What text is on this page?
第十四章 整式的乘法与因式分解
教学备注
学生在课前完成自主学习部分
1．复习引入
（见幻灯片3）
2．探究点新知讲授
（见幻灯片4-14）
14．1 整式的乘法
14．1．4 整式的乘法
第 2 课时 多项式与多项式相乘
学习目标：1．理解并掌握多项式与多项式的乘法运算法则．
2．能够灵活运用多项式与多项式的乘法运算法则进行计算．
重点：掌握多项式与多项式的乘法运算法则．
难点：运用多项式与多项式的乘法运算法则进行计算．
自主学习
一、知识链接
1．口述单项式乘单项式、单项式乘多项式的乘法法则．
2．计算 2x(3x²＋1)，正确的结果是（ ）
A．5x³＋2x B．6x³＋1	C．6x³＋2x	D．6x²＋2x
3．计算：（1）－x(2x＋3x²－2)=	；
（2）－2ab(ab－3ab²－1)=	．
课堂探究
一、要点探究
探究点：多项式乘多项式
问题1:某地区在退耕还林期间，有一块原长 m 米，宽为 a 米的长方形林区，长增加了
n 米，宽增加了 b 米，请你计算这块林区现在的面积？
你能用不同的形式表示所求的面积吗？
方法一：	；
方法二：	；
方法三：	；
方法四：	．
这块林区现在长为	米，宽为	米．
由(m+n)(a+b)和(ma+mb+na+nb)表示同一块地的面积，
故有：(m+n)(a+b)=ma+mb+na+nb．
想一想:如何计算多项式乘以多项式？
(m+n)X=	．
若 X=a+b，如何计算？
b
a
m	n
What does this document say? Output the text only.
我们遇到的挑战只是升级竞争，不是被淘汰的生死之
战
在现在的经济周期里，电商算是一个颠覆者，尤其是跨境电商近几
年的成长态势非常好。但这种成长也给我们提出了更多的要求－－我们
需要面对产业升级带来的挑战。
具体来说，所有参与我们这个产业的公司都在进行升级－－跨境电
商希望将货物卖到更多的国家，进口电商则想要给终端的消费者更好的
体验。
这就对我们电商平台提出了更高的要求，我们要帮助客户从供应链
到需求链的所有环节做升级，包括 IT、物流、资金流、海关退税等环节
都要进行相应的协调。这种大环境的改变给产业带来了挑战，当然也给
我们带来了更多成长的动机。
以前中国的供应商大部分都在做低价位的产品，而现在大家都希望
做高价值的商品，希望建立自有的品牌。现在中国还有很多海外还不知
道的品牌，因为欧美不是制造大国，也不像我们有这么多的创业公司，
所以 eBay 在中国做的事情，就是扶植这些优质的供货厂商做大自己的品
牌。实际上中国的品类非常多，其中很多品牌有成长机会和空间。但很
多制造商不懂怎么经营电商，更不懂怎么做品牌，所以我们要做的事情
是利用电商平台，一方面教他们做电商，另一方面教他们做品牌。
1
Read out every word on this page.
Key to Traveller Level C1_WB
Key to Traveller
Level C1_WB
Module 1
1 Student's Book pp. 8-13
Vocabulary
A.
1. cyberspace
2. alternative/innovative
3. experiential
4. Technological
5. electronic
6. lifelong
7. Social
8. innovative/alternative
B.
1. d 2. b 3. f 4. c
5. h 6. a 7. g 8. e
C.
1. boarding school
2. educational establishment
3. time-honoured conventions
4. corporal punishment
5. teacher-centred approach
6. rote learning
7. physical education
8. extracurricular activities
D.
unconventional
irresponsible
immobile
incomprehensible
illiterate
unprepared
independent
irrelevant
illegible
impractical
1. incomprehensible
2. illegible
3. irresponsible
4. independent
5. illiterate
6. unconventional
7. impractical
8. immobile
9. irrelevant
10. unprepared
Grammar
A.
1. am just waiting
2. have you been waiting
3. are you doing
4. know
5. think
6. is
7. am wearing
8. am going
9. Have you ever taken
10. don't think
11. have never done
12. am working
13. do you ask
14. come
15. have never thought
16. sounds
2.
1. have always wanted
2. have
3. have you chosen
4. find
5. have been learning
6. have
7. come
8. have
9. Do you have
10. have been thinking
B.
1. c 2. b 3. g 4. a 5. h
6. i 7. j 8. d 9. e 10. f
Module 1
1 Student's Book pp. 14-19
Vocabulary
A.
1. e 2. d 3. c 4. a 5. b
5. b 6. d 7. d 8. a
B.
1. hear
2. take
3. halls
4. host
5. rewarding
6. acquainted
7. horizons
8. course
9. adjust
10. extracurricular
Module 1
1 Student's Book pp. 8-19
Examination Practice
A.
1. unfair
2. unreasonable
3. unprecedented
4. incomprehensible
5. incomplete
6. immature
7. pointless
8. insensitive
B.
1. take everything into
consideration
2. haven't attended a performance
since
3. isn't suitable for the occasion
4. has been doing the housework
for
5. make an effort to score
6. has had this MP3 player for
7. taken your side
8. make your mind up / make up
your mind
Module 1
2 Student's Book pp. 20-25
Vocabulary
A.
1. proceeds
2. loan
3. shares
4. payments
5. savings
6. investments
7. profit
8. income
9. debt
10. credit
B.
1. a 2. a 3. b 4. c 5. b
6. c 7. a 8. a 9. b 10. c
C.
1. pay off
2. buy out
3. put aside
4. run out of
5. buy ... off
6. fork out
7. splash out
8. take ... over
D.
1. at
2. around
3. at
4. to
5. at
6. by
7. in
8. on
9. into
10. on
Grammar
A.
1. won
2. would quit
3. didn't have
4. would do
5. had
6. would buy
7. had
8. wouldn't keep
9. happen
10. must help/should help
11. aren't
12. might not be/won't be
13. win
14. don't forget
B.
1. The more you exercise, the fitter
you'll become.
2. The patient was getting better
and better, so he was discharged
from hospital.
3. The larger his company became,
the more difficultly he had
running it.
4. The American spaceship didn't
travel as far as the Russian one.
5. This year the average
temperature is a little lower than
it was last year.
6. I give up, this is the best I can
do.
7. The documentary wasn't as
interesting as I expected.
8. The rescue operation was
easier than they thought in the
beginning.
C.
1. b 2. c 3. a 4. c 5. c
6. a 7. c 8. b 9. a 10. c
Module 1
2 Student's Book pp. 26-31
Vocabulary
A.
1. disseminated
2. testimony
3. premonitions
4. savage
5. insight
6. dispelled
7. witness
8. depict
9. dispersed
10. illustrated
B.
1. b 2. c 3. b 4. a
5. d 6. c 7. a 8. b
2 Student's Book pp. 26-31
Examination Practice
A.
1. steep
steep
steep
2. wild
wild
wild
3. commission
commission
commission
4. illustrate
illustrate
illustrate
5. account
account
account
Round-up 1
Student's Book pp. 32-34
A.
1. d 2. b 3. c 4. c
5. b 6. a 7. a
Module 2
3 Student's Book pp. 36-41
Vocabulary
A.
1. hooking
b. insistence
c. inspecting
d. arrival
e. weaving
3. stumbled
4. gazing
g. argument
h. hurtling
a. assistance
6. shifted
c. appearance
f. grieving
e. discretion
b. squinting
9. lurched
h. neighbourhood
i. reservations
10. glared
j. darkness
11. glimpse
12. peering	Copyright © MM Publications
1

**GIVEN TASK**
Reproduce the material verbatim, line by line.

**RESPONSE**
What text is on this page?
第十四章 整式的乘法与因式分解
教学备注
学生在课前完成自主学习部分
1．复习引入
（见幻灯片3）
2．探究点新知讲授
（见幻灯片4-14）
14．1 整式的乘法
14．1．4 整式的乘法
第 2 课时 多项式与多项式相乘
学习目标：1．理解并掌握多项式与多项式的乘法运算法则．
2．能够灵活运用多项式与多项式的乘法运算法则进行计算．
重点：掌握多项式与多项式的乘法运算法则．
难点：运用多项式与多项式的乘法运算法则进行计算．
自主学习
一、知识链接
1．口述单项式乘单项式、单项式乘多项式的乘法法则．
2．计算 2x(3x²＋1)，正确的结果是（ ）
A．5x³＋2x B．6x³＋1	C．6x³＋2x	D．6x²＋2x
3．计算：（1）－x(2x＋3x²－2)=	；
（2）－2ab(ab－3ab²－1)=	．
课堂探究
一、要点探究
探究点：多项式乘多项式
问题1:某地区在退耕还林期间，有一块原长 m 米，宽为 a 米的长方形林区，长增加了
n 米，宽增加了 b 米，请你计算这块林区现在的面积？
你能用不同的形式表示所求的面积吗？
方法一：	；
方法二：	；
方法三：	；
方法四：	．
这块林区现在长为	米，宽为	米．
由(m+n)(a+b)和(ma+mb+na+nb)表示同一块地的面积，
故有：(m+n)(a+b)=ma+mb+na+nb．
想一想:如何计算多项式乘以多项式？
(m+n)X=	．
若 X=a+b，如何计算？
b
a
m	n
What does this document say? Output the text only.
我们遇到的挑战只是升级竞争，不是被淘汰的生死之
战
在现在的经济周期里，电商算是一个颠覆者，尤其是跨境电商近几
年的成长态势非常好。但这种成长也给我们提出了更多的要求－－我们
需要面对产业升级带来的挑战。
具体来说，所有参与我们这个产业的公司都在进行升级－－跨境电
商希望将货物卖到更多的国家，进口电商则想要给终端的消费者更好的
体验。
这就对我们电商平台提出了更高的要求，我们要帮助客户从供应链
到需求链的所有环节做升级，包括 IT、物流、资金流、海关退税等环节
都要进行相应的协调。这种大环境的改变给产业带来了挑战，当然也给
我们带来了更多成长的动机。
以前中国的供应商大部分都在做低价位的产品，而现在大家都希望
做高价值的商品，希望建立自有的品牌。现在中国还有很多海外还不知
道的品牌，因为欧美不是制造大国，也不像我们有这么多的创业公司，
所以 eBay 在中国做的事情，就是扶植这些优质的供货厂商做大自己的品
牌。实际上中国的品类非常多，其中很多品牌有成长机会和空间。但很
多制造商不懂怎么经营电商，更不懂怎么做品牌，所以我们要做的事情
是利用电商平台，一方面教他们做电商，另一方面教他们做品牌。
1
Read out every word on this page.
Key to Traveller Level C1_WB
Key to Traveller
Level C1_WB
Module 1
1 Student's Book pp. 8-13
Vocabulary
A.
1. cyberspace
2. alternative/innovative
3. experiential
4. Technological
5. electronic
6. lifelong
7. Social
8. innovative/alternative
B.
1. d 2. b 3. f 4. c
5. h 6. a 7. g 8. e
C.
1. boarding school
2. educational establishment
3. time-honoured conventions
4. corporal punishment
5. teacher-centred approach
6. rote learning
7. physical education
8. extracurricular activities
D.
unconventional
irresponsible
immobile
incomprehensible
illiterate
unprepared
independent
irrelevant
illegible
impractical
1. incomprehensible
2. illegible
3. irresponsible
4. independent
5. illiterate
6. unconventional
7. impractical
8. immobile
9. irrelevant
10. unprepared
Grammar
A.
1. am just waiting
2. have you been waiting
3. are you doing
4. know
5. think
6. is
7. am wearing
8. am going
9. Have you ever taken
10. don't think
11. have never done
12. am working
13. do you ask
14. come
15. have never thought
16. sounds
2.
1. have always wanted
2. have
3. have you chosen
4. find
5. have been learning
6. have
7. come
8. have
9. Do you have
10. have been thinking
B.
1. c 2. b 3. g 4. a 5. h
6. i 7. j 8. d 9. e 10. f
Module 1
1 Student's Book pp. 14-19
Vocabulary
A.
1. e 2. d 3. c 4. a 5. b
5. b 6. d 7. d 8. a
B.
1. hear
2. take
3. halls
4. host
5. rewarding
6. acquainted
7. horizons
8. course
9. adjust
10. extracurricular
Module 1
1 Student's Book pp. 8-19
Examination Practice
A.
1. unfair
2. unreasonable
3. unprecedented
4. incomprehensible
5. incomplete
6. immature
7. pointless
8. insensitive
B.
1. take everything into
consideration
2. haven't attended a performance
since
3. isn't suitable for the occasion
4. has been doing the housework
for
5. make an effort to score
6. has had this MP3 player for
7. taken your side
8. make your mind up / make up
your mind
Module 1
2 Student's Book pp. 20-25
Vocabulary
A.
1. proceeds
2. loan
3. shares
4. payments
5. savings
6. investments
7. profit
8. income
9. debt
10. credit
B.
1. a 2. a 3. b 4. c 5. b
6. c 7. a 8. a 9. b 10. c
C.
1. pay off
2. buy out
3. put aside
4. run out of
5. buy ... off
6. fork out
7. splash out
8. take ... over
D.
1. at
2. around
3. at
4. to
5. at
6. by
7. in
8. on
9. into
10. on
Grammar
A.
1. won
2. would quit
3. didn't have
4. would do
5. had
6. would buy
7. had
8. wouldn't keep
9. happen
10. must help/should help
11. aren't
12. might not be/won't be
13. win
14. don't forget
B.
1. The more you exercise, the fitter
you'll become.
2. The patient was getting better
and better, so he was discharged
from hospital.
3. The larger his company became,
the more difficultly he had
running it.
4. The American spaceship didn't
travel as far as the Russian one.
5. This year the average
temperature is a little lower than
it was last year.
6. I give up, this is the best I can
do.
7. The documentary wasn't as
interesting as I expected.
8. The rescue operation was
easier than they thought in the
beginning.
C.
1. b 2. c 3. a 4. c 5. c
6. a 7. c 8. b 9. a 10. c
Module 1
2 Student's Book pp. 26-31
Vocabulary
A.
1. disseminated
2. testimony
3. premonitions
4. savage
5. insight
6. dispelled
7. witness
8. depict
9. dispersed
10. illustrated
B.
1. b 2. c 3. b 4. a
5. d 6. c 7. a 8. b
2 Student's Book pp. 26-31
Examination Practice
A.
1. steep
steep
steep
2. wild
wild
wild
3. commission
commission
commission
4. illustrate
illustrate
illustrate
5. account
account
account
Round-up 1
Student's Book pp. 32-34
A.
1. d 2. b 3. c 4. c
5. b 6. a 7. a
Module 2
3 Student's Book pp. 36-41
Vocabulary
A.
1. hooking
b. insistence
c. inspecting
d. arrival
e. weaving
3. stumbled
4. gazing
g. argument
h. hurtling
a. assistance
6. shifted
c. appearance
f. grieving
e. discretion
b. squinting
9. lurched
h. neighbourhood
i. reservations
10. glared
j. darkness
11. glimpse
12. peering	Copyright © MM Publications
1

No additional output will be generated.